Written instruction
Among the entries, which lines carry the string "name"? Copy each of them.
──────── Records
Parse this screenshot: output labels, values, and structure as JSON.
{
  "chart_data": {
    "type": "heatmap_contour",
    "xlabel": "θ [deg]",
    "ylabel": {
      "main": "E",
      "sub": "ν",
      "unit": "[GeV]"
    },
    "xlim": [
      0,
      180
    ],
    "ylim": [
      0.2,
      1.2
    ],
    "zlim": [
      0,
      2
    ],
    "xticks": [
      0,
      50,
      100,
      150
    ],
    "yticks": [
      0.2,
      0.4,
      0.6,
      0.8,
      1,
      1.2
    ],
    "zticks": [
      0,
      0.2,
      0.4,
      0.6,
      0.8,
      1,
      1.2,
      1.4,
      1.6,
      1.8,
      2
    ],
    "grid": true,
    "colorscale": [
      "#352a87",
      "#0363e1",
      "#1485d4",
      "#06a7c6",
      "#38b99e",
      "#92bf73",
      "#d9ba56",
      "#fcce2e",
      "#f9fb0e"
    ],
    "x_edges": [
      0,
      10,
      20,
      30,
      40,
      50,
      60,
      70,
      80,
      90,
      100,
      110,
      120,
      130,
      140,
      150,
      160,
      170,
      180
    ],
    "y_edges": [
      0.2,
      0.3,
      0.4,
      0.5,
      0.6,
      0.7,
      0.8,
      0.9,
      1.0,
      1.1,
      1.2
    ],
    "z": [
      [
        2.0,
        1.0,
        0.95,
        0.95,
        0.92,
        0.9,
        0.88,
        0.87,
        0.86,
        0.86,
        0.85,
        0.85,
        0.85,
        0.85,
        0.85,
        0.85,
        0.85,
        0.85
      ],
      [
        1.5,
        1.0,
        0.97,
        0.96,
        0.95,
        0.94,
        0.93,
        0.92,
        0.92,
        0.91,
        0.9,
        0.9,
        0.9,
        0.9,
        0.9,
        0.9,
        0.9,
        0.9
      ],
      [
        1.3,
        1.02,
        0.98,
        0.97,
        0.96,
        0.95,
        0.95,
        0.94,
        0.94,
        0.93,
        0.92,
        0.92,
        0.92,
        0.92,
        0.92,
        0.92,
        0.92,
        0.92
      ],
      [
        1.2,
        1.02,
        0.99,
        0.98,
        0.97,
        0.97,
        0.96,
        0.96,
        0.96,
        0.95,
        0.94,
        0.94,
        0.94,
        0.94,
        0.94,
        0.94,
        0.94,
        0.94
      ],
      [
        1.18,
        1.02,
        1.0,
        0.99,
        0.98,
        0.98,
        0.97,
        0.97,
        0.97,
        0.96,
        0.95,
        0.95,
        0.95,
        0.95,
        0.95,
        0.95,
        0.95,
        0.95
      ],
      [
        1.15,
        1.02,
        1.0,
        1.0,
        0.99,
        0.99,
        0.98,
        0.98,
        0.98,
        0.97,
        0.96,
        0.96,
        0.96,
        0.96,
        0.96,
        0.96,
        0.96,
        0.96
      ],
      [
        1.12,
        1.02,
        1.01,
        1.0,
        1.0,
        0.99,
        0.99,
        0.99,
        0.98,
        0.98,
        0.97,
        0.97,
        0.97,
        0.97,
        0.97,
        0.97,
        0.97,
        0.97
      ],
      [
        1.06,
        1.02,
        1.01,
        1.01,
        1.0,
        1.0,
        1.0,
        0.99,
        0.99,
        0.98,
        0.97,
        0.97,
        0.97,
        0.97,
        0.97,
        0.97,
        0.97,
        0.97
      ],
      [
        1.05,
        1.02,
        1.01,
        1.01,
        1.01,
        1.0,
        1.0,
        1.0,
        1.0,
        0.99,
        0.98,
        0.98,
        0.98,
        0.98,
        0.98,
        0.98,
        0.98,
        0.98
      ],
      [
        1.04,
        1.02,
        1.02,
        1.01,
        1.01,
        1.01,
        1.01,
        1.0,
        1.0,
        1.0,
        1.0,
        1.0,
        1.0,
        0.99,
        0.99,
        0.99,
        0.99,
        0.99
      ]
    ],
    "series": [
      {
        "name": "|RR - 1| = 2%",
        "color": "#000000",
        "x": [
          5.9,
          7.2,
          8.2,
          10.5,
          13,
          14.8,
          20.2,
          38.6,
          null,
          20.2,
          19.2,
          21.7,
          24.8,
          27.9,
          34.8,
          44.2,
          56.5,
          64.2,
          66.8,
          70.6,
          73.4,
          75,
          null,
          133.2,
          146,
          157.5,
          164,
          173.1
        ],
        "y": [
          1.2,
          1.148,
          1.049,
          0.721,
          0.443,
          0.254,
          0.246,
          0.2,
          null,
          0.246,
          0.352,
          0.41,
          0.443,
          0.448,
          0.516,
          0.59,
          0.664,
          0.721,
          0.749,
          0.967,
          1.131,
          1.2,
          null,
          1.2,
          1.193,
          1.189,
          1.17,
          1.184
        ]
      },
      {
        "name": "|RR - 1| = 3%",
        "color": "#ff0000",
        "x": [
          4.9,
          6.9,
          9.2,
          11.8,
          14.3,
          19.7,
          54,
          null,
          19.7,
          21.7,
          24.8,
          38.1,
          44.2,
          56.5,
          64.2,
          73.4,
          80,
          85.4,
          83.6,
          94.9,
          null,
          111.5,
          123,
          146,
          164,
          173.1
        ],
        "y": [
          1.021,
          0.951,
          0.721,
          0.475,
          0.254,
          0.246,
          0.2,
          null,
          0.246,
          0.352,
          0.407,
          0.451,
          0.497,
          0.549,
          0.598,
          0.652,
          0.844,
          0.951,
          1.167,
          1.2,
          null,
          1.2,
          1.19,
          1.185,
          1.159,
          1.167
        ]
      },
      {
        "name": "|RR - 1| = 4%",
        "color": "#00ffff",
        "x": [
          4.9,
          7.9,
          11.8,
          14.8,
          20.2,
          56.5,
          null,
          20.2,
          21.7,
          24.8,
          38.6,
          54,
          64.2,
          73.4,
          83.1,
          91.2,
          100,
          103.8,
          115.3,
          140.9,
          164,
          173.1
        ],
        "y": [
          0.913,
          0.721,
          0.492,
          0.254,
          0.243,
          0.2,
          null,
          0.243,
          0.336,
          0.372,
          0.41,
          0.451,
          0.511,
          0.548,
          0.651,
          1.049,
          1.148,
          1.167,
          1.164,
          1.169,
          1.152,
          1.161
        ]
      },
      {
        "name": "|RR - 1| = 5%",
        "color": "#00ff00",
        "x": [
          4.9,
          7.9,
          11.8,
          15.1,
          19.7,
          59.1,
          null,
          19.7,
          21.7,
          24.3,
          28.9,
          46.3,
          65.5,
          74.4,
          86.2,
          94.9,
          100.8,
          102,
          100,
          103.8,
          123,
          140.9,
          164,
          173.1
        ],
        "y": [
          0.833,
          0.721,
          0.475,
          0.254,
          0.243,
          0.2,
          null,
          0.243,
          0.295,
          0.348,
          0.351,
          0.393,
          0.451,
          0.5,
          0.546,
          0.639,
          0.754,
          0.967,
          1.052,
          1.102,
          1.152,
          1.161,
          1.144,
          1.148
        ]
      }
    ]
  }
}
────────────────
Exercise answer
        "name": "|RR - 1| = 2%",
        "name": "|RR - 1| = 3%",
        "name": "|RR - 1| = 4%",
        "name": "|RR - 1| = 5%",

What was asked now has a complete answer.